▶ [Problem requirements]
Exclude all pictures, then copy each of the records exactly as written.

▶ [Rows]

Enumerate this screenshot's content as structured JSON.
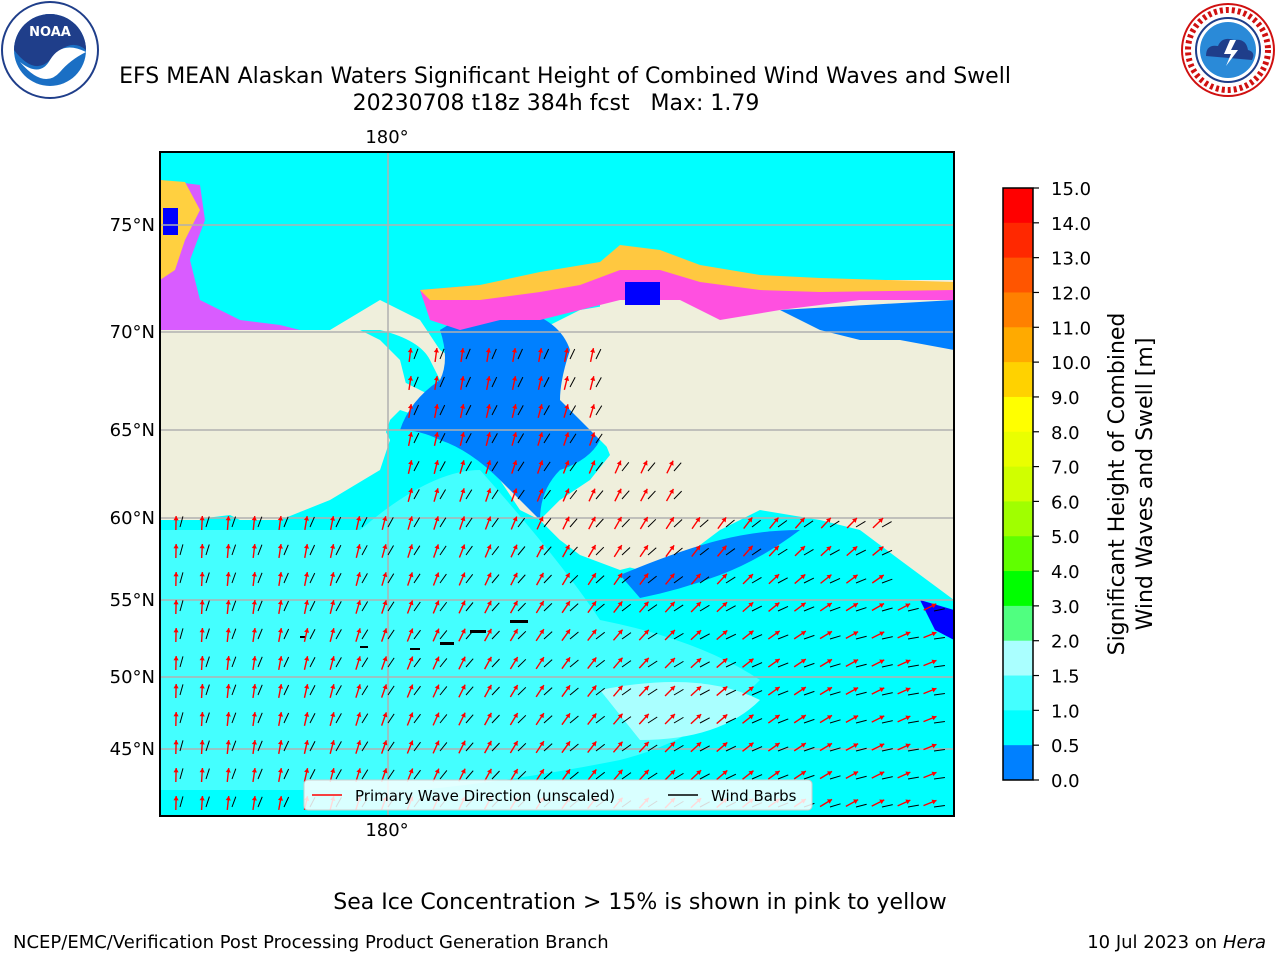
{
  "header": {
    "title_line1": "EFS MEAN Alaskan Waters Significant Height of Combined Wind Waves and Swell",
    "title_line2": "20230708 t18z 384h fcst   Max: 1.79"
  },
  "logos": {
    "left": "noaa-logo",
    "left_text": "NOAA",
    "right": "national-weather-service-logo"
  },
  "map": {
    "top_lon_label": "180°",
    "bottom_lon_label": "180°",
    "lat_labels": [
      "75°N",
      "70°N",
      "65°N",
      "60°N",
      "55°N",
      "50°N",
      "45°N"
    ],
    "colors": {
      "land": "#efefdc",
      "ocean_1_1p5": "#00ffff",
      "ocean_1p5_2": "#44ffff",
      "ocean_0p5_1": "#0080ff",
      "ocean_0_0p5": "#0000ff",
      "grid": "#b0b0b0",
      "wave_arrow": "#ff0000",
      "wind_barb": "#000000"
    },
    "legend": {
      "wave_label": "Primary Wave Direction (unscaled)",
      "wind_label": "Wind Barbs"
    }
  },
  "colorbar": {
    "label_line1": "Significant Height of Combined",
    "label_line2": "Wind Waves and Swell [m]",
    "ticks": [
      "15.0",
      "14.0",
      "13.0",
      "12.0",
      "11.0",
      "10.0",
      "9.0",
      "8.0",
      "7.0",
      "6.0",
      "5.0",
      "4.0",
      "3.0",
      "2.0",
      "1.5",
      "1.0",
      "0.5",
      "0.0"
    ],
    "colors": [
      "#ff0000",
      "#ff2800",
      "#ff5500",
      "#ff8000",
      "#ffaa00",
      "#ffd200",
      "#ffff00",
      "#eaff00",
      "#d0ff00",
      "#a0ff00",
      "#60ff00",
      "#00ff00",
      "#50ff80",
      "#aaffff",
      "#44ffff",
      "#00ffff",
      "#0080ff",
      "#0000ff"
    ]
  },
  "caption": "Sea Ice Concentration > 15% is shown in pink to yellow",
  "footer": {
    "left": "NCEP/EMC/Verification Post Processing Product Generation Branch",
    "right_prefix": "10 Jul 2023 on ",
    "right_host": "Hera"
  }
}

▶ [Answer to this problem]
Enumerate this screenshot's content as structured JSON.
{
  "header": {
    "title_line1": "EFS MEAN Alaskan Waters Significant Height of Combined Wind Waves and Swell",
    "title_line2": "20230708 t18z 384h fcst   Max: 1.79"
  },
  "logos": {
    "left": "noaa-logo",
    "left_text": "NOAA",
    "right": "national-weather-service-logo"
  },
  "map": {
    "top_lon_label": "180°",
    "bottom_lon_label": "180°",
    "lat_labels": [
      "75°N",
      "70°N",
      "65°N",
      "60°N",
      "55°N",
      "50°N",
      "45°N"
    ],
    "colors": {
      "land": "#efefdc",
      "ocean_1_1p5": "#00ffff",
      "ocean_1p5_2": "#44ffff",
      "ocean_0p5_1": "#0080ff",
      "ocean_0_0p5": "#0000ff",
      "grid": "#b0b0b0",
      "wave_arrow": "#ff0000",
      "wind_barb": "#000000"
    },
    "legend": {
      "wave_label": "Primary Wave Direction (unscaled)",
      "wind_label": "Wind Barbs"
    }
  },
  "colorbar": {
    "label_line1": "Significant Height of Combined",
    "label_line2": "Wind Waves and Swell [m]",
    "ticks": [
      "15.0",
      "14.0",
      "13.0",
      "12.0",
      "11.0",
      "10.0",
      "9.0",
      "8.0",
      "7.0",
      "6.0",
      "5.0",
      "4.0",
      "3.0",
      "2.0",
      "1.5",
      "1.0",
      "0.5",
      "0.0"
    ],
    "colors": [
      "#ff0000",
      "#ff2800",
      "#ff5500",
      "#ff8000",
      "#ffaa00",
      "#ffd200",
      "#ffff00",
      "#eaff00",
      "#d0ff00",
      "#a0ff00",
      "#60ff00",
      "#00ff00",
      "#50ff80",
      "#aaffff",
      "#44ffff",
      "#00ffff",
      "#0080ff",
      "#0000ff"
    ]
  },
  "caption": "Sea Ice Concentration > 15% is shown in pink to yellow",
  "footer": {
    "left": "NCEP/EMC/Verification Post Processing Product Generation Branch",
    "right_prefix": "10 Jul 2023 on ",
    "right_host": "Hera"
  }
}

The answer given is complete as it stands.